• [Goal of the exercise]:
Go through the listing below and list every line with "图甲波形中的".

(Extracted data entries)
=======

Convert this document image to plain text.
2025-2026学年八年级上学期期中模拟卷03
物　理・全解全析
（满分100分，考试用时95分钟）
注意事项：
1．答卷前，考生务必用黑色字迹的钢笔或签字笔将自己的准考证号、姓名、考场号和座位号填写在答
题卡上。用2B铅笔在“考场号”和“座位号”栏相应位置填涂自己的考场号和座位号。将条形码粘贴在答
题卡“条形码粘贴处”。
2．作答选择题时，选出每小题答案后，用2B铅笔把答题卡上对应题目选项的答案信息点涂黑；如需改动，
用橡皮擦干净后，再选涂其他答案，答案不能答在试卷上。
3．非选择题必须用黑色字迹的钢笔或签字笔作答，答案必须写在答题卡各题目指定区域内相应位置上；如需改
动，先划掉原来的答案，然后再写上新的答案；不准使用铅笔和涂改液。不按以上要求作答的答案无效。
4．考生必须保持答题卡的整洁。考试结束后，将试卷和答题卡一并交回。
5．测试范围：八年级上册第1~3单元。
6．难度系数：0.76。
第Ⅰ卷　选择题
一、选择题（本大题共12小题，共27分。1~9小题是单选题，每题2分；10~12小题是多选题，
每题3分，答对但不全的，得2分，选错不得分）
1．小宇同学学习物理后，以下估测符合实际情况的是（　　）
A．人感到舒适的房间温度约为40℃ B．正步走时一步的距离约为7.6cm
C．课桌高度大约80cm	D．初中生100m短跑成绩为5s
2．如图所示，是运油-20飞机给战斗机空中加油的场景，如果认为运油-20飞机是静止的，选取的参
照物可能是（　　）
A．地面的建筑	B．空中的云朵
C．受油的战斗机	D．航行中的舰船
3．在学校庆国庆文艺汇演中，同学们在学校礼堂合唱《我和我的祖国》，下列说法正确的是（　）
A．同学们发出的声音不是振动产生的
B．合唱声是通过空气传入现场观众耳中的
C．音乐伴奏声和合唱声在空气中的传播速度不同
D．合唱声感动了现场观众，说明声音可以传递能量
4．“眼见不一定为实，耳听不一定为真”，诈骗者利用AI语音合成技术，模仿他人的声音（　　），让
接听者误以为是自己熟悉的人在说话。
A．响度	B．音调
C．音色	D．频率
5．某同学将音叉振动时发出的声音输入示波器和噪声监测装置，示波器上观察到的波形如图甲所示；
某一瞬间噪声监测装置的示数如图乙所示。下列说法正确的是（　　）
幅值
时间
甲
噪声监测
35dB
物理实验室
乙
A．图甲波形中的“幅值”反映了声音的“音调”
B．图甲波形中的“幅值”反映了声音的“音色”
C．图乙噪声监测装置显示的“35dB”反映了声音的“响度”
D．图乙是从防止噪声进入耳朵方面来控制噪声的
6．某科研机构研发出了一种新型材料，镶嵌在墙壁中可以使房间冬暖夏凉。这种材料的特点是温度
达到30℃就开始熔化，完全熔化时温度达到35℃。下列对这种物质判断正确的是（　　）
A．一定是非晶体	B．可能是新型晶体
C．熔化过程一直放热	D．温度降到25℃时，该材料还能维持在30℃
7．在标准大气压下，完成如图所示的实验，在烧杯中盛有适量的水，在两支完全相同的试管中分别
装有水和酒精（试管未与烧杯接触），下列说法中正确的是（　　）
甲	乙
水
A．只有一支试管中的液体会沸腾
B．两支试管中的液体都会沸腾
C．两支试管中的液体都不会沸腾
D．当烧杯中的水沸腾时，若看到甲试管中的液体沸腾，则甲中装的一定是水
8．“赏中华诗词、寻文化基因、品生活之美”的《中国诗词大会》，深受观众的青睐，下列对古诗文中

=======

• [Task response]:
A．图甲波形中的“幅值”反映了声音的“音调”
B．图甲波形中的“幅值”反映了声音的“音色”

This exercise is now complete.